» **Document passage**:

------------------------

Another Expression of Thanks
Now I would like to thank him and his co-author, Pamela Hartzband, MD, for getting the facts straight on a number of facts often bandied about by critics of American doctors and the U.S. Health system in the Wall Street Journal,” Fact From Fiction on Health Care,” Here is what they say in part, and I quote.
“Consider these myths and mantras of the current debate.”
• “Americans only receive 55% of recommended care. This would be a frightening statistic, if it were true. It is not. Yet it was presented as fact to the Senate Health and Finance Committees, which are writing reform bills, in March 2009 by the Agency for Healthcare Research and Quality (the federal body that sets priorities to improve the nation's health care). The statistic comes from a flawed study published in 2003 by the Rand Corporation. “
• “The World Health Organization ranks the U.S. 37th In the world in quality. This is another frightening statistic. It is also not accurate. Yet the head of the National Committee for Quality Assurance, a powerful organization influencing both the government and private insurers in defining quality of care, has stated this as fact. In fact, the World Health Organization ranks the U.S. No. 1 among all countries in ‘responsiveness.’ Responsiveness has two components: respect for persons (including dignity, confidentiality and autonomy of individuals and families to make decisions about their own care), and client orientation (including prompt attention, access to social support networks during care, quality of basic amenities and choice of provider)”.
• “We need to implement ‘best practices.’ Mr. Obama and his advisers believe in implementing "best practices" that physicians and hospitals should follow. A federal commission would identify these practices. There are domains of medicine where a patient has no control and depends on the physician and the hospital to provide best practices. Strict protocols have been developed to prevent infections during procedures and to reduce the risk of surgical mishaps. There are also emergency situations like a patient arriving in the midst of a heart attack where standardized advanced treatments save many lives.
“But once we leave safety measures and emergency therapies where patients have scant say, what is ‘the right thing’? Data from clinical studies provide averages from populations and may not apply to individual patients. Clinical studies routinely exclude patients with more than one medical condition and often the elderly or people on multiple medications.

------------------------

» **Stored items from a collection**:

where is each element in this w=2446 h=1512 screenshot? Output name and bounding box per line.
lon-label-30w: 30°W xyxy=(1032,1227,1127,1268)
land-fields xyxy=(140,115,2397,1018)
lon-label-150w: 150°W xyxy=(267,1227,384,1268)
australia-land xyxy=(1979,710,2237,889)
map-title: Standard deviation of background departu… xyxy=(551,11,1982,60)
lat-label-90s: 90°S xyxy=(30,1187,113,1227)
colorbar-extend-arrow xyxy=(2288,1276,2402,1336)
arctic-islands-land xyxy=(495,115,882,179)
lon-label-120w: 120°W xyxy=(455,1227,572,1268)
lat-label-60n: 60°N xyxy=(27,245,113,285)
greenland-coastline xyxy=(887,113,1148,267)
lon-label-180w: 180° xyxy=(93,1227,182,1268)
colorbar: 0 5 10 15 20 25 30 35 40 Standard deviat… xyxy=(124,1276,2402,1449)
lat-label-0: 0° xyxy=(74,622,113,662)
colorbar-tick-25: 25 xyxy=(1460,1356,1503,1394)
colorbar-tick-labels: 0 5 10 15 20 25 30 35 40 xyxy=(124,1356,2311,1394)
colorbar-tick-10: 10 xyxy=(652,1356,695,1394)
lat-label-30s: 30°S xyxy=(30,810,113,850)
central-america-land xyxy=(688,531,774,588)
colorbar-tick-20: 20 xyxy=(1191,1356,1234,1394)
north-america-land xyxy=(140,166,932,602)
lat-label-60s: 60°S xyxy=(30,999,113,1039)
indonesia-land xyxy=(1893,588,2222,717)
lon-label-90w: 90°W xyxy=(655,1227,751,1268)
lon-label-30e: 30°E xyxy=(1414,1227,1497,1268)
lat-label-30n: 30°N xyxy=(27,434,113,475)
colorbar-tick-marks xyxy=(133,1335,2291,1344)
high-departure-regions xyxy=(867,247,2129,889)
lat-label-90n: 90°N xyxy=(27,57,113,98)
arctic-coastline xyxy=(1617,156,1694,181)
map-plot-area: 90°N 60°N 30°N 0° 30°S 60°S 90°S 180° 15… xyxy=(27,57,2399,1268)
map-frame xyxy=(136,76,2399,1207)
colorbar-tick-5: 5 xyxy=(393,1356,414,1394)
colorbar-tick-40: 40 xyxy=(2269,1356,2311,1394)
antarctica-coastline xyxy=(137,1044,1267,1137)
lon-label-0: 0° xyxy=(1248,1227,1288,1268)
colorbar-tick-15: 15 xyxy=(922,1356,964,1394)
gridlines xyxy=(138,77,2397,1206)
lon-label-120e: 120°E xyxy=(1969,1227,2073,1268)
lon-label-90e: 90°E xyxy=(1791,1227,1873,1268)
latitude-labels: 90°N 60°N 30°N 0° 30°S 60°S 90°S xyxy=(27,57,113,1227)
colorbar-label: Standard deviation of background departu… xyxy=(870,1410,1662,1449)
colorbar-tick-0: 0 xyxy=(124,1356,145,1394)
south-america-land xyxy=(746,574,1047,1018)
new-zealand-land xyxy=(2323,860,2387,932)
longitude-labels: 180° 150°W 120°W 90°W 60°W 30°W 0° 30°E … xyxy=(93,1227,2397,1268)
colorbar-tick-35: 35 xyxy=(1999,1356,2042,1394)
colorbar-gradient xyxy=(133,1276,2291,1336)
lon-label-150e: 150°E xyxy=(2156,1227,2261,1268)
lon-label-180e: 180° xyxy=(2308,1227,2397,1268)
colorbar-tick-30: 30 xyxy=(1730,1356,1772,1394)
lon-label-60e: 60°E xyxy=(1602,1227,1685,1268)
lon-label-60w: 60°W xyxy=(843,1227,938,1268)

------------------------

» **Required action**:
Set down the health care passage word for word from "Another Expression of" to "and I quote.".

» **Response for this exercise**:
Another Expression of Thanks
Now I would like to thank him and his co-author, Pamela Hartzband, MD, for getting the facts straight on a number of facts often bandied about by critics of American doctors and the U.S. Health system in the Wall Street Journal,” Fact From Fiction on Health Care,” Here is what they say in part, and I quote.